▶ **What this task involves**
How many lines of these entries include the string "hatch"? State the number alone.
[Start of Given data]
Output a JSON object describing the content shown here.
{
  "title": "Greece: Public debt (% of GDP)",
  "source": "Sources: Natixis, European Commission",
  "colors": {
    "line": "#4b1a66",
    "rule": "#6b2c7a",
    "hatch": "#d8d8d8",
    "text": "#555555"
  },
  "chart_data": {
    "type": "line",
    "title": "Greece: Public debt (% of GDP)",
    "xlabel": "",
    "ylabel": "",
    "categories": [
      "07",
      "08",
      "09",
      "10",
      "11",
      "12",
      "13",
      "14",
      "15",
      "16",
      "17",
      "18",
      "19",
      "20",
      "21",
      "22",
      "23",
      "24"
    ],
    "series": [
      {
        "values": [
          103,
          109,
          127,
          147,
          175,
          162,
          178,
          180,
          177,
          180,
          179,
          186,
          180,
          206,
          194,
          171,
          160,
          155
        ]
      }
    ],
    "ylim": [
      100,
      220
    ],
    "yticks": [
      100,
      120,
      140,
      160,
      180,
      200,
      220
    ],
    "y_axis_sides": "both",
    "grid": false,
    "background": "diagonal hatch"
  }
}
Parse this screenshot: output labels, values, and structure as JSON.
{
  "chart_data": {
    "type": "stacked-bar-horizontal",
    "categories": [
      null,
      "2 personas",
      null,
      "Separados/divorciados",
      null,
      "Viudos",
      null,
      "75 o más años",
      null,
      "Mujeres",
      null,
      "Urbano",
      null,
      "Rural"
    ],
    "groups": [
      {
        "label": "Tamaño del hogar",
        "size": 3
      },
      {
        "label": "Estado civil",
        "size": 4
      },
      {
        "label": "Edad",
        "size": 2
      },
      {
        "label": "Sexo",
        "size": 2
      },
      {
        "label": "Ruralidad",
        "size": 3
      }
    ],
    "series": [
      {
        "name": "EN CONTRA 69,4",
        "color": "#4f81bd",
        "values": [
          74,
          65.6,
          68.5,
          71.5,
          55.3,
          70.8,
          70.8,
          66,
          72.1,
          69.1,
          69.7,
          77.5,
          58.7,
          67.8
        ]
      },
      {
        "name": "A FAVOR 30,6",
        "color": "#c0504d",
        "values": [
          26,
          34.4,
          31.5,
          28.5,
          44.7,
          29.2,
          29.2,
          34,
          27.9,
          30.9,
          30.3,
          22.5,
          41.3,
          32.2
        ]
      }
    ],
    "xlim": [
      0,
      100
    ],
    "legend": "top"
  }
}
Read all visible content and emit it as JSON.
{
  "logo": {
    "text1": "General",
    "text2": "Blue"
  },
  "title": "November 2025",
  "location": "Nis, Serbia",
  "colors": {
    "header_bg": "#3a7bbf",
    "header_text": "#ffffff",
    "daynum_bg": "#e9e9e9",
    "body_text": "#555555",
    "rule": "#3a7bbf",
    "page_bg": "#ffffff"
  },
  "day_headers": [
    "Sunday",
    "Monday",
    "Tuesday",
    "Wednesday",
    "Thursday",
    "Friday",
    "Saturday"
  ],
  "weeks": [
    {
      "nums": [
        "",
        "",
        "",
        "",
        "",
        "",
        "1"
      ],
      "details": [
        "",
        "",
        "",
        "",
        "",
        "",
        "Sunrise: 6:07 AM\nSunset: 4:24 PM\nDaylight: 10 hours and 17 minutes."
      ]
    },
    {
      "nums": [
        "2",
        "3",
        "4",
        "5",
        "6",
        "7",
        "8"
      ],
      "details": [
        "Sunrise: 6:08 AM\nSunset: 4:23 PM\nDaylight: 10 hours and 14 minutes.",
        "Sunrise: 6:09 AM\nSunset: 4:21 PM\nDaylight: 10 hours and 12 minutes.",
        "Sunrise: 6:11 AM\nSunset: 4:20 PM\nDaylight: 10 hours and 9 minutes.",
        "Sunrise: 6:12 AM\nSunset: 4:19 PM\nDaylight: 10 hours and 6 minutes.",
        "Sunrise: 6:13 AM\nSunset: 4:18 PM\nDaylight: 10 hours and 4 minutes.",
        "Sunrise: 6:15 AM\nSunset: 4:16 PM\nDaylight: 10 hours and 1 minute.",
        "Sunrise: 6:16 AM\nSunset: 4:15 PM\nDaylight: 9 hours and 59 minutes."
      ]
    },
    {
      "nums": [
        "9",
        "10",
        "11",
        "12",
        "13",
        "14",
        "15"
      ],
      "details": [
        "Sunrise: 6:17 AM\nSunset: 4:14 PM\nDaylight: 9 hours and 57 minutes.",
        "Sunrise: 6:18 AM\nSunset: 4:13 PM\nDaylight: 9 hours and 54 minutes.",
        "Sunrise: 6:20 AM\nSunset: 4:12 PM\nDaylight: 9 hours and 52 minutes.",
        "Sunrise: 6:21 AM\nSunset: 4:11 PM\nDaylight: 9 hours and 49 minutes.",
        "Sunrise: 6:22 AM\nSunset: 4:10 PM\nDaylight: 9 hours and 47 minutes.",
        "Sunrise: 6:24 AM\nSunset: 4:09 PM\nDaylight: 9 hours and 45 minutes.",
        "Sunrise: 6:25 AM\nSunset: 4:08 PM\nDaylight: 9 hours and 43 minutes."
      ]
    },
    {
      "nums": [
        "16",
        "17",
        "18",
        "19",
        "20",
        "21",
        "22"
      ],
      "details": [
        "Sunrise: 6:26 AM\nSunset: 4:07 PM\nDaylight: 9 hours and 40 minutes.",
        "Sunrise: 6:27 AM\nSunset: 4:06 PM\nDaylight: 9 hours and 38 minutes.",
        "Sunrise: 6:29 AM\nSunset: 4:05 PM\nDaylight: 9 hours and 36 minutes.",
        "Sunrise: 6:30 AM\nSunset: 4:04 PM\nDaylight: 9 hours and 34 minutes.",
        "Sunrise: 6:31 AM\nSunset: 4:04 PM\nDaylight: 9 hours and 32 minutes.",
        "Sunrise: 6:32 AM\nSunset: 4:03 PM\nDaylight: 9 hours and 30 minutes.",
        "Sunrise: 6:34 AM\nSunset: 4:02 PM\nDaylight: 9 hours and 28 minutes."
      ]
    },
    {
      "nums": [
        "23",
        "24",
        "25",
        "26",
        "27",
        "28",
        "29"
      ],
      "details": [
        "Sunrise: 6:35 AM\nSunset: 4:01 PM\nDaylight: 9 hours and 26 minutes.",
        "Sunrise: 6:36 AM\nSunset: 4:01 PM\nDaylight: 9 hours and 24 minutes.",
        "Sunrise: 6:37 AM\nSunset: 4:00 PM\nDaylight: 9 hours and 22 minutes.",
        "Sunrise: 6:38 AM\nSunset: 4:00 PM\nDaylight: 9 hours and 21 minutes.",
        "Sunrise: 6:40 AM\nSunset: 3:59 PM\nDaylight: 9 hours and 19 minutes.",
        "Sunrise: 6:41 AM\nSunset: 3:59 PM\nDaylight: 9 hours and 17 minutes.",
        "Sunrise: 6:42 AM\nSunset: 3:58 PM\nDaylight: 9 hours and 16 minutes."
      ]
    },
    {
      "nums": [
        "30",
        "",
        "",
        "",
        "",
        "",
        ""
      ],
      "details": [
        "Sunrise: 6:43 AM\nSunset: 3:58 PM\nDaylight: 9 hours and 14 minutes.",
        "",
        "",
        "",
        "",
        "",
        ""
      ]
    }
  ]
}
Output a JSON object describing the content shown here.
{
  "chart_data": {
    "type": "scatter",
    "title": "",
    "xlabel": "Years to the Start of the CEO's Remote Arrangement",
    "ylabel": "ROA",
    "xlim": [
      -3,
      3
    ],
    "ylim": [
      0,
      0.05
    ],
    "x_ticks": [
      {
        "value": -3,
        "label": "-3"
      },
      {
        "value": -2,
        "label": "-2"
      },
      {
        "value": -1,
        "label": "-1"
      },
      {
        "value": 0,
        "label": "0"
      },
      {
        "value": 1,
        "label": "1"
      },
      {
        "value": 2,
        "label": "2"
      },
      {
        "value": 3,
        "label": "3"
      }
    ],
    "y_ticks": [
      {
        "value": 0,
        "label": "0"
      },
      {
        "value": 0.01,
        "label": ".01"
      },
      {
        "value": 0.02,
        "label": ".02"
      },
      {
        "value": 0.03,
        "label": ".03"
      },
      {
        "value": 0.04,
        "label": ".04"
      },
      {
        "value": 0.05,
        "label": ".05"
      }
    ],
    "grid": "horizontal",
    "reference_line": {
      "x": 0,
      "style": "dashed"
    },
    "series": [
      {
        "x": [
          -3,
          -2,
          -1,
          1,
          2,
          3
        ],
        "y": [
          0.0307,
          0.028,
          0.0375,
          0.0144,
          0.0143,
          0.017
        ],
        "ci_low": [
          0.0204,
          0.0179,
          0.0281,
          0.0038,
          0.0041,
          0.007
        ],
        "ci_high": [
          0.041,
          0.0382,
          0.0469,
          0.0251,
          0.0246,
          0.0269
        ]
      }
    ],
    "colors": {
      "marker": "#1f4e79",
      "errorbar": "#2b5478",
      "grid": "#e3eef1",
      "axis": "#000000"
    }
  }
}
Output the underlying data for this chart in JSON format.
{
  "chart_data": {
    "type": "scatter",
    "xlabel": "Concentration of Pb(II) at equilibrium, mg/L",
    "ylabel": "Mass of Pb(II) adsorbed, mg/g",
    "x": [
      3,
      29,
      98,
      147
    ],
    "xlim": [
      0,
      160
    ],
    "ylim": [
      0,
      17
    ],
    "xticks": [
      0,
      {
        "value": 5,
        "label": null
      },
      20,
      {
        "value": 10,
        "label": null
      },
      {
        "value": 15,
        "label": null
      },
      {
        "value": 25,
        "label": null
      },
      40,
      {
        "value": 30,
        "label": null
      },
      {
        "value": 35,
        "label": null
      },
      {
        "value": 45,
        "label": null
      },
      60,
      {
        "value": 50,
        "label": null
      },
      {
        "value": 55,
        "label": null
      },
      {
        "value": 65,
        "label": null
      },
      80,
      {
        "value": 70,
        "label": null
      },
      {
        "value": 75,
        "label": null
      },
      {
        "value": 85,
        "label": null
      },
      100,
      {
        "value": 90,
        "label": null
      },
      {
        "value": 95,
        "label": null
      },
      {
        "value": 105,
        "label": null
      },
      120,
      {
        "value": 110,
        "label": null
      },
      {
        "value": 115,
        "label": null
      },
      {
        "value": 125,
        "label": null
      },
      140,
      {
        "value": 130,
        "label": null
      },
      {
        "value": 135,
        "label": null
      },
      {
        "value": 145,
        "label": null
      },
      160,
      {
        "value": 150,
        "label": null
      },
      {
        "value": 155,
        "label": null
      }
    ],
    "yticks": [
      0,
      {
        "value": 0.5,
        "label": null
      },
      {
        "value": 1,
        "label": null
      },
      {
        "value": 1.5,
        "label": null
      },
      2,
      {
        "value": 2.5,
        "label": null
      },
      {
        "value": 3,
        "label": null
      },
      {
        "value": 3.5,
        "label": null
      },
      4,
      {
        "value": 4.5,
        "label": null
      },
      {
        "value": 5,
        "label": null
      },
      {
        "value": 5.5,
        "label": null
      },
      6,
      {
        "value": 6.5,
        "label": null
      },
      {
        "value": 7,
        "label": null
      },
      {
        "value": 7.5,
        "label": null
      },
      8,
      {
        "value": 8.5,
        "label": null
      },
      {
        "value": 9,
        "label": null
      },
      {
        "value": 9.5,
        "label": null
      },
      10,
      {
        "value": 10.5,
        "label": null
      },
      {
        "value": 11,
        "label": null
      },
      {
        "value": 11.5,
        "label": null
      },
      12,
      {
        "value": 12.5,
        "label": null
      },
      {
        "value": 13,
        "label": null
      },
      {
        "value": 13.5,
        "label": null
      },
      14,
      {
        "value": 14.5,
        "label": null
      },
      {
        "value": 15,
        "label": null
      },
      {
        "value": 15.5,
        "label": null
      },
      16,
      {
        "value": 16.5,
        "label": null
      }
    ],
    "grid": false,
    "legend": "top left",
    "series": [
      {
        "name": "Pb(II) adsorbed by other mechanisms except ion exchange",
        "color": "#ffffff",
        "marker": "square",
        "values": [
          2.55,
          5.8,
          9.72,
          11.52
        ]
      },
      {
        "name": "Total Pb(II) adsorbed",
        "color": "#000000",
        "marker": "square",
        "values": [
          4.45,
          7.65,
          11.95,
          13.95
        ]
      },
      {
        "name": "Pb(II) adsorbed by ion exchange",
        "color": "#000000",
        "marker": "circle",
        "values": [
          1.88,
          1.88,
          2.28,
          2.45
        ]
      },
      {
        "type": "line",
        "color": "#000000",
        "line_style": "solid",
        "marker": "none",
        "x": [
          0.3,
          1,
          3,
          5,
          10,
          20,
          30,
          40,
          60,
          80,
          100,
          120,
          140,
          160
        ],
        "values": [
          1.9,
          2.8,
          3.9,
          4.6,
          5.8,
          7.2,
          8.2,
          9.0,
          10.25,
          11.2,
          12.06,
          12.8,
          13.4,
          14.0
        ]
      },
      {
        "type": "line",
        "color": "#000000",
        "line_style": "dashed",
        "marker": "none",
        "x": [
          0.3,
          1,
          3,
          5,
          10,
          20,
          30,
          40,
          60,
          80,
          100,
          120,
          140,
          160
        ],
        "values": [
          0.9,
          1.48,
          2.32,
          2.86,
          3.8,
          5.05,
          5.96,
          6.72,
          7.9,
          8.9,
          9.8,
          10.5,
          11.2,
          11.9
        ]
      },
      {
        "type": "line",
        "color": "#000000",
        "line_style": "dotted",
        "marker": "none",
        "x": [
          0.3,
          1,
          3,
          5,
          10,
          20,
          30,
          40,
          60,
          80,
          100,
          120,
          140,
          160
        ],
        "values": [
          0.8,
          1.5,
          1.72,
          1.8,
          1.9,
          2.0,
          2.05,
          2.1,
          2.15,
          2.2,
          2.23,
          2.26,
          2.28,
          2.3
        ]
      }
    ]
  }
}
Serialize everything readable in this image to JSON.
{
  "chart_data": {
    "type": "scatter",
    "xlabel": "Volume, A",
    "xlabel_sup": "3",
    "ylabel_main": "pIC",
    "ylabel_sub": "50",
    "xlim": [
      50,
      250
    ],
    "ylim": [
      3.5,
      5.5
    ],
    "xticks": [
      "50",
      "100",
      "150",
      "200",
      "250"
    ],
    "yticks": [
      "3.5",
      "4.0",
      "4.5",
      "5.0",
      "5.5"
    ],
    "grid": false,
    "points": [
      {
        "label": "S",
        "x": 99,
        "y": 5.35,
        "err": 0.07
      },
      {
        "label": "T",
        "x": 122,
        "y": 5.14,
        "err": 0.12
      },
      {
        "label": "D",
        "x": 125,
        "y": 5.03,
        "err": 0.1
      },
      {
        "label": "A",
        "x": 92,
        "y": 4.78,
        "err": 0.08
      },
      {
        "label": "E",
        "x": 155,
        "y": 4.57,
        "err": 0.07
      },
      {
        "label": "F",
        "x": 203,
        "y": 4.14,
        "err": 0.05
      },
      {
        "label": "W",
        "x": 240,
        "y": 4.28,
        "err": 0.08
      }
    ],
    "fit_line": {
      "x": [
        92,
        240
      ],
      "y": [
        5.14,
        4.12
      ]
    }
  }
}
[End of Given data]
▶ **Written reply**
2